* TASK DESCRIPTION:
Copy all lines that contain the word "main".

[Data items]
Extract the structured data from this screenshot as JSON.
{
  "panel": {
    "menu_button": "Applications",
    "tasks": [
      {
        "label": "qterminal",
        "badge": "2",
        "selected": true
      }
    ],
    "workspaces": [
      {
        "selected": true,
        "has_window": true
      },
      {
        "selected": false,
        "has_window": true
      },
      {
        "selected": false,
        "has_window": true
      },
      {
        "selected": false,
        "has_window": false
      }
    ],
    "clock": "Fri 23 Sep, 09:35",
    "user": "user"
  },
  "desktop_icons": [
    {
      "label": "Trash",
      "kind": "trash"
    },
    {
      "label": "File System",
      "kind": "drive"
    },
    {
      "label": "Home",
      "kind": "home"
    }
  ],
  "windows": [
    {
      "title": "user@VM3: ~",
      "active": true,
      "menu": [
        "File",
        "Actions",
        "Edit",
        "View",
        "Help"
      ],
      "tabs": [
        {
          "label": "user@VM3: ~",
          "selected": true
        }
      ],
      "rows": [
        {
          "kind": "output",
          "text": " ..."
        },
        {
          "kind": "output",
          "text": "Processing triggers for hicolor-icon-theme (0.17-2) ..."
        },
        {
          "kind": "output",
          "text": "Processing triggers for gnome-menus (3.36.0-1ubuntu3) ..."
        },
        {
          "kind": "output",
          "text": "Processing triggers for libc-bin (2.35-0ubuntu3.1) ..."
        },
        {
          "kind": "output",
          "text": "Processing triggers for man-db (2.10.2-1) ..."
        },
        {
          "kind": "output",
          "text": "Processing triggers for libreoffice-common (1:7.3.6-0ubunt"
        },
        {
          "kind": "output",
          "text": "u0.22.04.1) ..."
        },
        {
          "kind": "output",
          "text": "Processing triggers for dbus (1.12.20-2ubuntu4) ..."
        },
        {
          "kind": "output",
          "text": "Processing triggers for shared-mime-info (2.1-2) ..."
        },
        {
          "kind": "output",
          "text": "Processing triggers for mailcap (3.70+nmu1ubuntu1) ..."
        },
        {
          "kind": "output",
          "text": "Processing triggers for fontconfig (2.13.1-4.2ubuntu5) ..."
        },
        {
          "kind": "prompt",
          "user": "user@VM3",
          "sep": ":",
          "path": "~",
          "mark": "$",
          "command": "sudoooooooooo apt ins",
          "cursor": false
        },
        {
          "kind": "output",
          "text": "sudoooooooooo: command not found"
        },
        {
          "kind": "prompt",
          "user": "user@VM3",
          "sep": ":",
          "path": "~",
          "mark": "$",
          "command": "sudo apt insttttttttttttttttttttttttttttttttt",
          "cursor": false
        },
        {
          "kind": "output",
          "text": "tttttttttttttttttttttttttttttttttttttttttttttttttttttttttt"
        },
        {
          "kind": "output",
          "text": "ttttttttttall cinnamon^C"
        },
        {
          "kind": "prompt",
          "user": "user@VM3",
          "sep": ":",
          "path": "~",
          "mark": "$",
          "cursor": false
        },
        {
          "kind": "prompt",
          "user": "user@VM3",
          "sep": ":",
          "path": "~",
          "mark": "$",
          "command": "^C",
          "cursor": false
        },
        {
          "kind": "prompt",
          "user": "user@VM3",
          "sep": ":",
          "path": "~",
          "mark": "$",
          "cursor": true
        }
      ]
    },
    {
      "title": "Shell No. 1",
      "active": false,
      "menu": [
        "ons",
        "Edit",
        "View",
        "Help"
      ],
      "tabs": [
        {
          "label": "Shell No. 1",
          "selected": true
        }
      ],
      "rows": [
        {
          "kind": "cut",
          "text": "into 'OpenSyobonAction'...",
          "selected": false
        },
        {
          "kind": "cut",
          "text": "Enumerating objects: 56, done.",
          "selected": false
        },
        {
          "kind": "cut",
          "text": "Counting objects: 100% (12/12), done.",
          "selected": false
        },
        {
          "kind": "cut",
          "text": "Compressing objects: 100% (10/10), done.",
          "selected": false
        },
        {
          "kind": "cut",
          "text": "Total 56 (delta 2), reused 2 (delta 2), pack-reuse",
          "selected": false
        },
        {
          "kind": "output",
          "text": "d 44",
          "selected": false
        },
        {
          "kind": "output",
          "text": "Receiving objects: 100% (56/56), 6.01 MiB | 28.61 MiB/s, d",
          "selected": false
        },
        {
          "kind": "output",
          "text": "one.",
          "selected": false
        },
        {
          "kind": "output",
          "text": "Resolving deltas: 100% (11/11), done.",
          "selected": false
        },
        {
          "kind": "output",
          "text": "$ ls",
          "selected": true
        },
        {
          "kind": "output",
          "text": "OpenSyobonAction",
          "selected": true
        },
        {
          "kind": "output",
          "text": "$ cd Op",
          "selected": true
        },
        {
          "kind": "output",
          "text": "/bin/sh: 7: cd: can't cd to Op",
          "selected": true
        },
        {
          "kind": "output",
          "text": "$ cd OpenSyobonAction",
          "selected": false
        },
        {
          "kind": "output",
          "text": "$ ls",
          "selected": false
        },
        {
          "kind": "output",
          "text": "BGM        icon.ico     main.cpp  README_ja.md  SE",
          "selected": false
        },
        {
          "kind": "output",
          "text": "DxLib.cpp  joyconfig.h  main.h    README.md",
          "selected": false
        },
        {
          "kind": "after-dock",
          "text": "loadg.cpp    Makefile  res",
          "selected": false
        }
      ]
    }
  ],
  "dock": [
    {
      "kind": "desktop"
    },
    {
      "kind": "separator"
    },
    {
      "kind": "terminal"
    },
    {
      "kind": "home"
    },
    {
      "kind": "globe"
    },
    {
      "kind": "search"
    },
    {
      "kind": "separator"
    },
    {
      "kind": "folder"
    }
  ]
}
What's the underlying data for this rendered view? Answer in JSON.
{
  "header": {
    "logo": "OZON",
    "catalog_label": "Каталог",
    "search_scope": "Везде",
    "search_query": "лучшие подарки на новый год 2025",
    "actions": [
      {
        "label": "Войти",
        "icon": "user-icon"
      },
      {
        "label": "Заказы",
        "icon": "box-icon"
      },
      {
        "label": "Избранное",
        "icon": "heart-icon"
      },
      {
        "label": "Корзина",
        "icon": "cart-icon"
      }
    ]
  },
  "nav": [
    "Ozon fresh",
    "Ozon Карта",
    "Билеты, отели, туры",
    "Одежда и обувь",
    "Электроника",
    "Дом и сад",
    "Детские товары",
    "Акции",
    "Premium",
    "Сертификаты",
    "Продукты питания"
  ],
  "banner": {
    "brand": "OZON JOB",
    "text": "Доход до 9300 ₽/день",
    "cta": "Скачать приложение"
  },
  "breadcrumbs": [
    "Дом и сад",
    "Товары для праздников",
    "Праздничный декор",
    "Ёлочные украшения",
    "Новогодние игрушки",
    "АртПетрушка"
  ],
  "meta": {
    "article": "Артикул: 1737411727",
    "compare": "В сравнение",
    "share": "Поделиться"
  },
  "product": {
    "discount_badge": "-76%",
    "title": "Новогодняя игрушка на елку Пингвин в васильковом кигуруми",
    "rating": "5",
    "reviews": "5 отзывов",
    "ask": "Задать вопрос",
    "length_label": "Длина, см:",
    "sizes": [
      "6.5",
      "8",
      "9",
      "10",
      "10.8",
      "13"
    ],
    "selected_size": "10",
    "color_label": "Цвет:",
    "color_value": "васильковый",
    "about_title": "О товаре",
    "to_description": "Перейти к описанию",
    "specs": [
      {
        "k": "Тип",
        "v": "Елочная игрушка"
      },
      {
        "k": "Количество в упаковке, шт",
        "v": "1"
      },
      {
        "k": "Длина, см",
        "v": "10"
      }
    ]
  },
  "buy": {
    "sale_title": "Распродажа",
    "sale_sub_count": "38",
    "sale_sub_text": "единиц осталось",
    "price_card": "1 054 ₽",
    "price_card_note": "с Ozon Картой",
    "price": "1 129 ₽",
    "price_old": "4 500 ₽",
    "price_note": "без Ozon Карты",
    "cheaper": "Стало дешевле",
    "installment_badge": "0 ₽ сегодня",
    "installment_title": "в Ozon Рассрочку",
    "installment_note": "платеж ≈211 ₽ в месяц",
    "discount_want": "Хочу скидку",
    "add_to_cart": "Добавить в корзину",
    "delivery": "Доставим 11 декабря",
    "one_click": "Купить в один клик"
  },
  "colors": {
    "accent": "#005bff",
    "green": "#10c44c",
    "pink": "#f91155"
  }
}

* FULL SOLUTION:
          "text": "BGM        icon.ico     main.cpp  README_ja.md  SE",
          "text": "DxLib.cpp  joyconfig.h  main.h    README.md",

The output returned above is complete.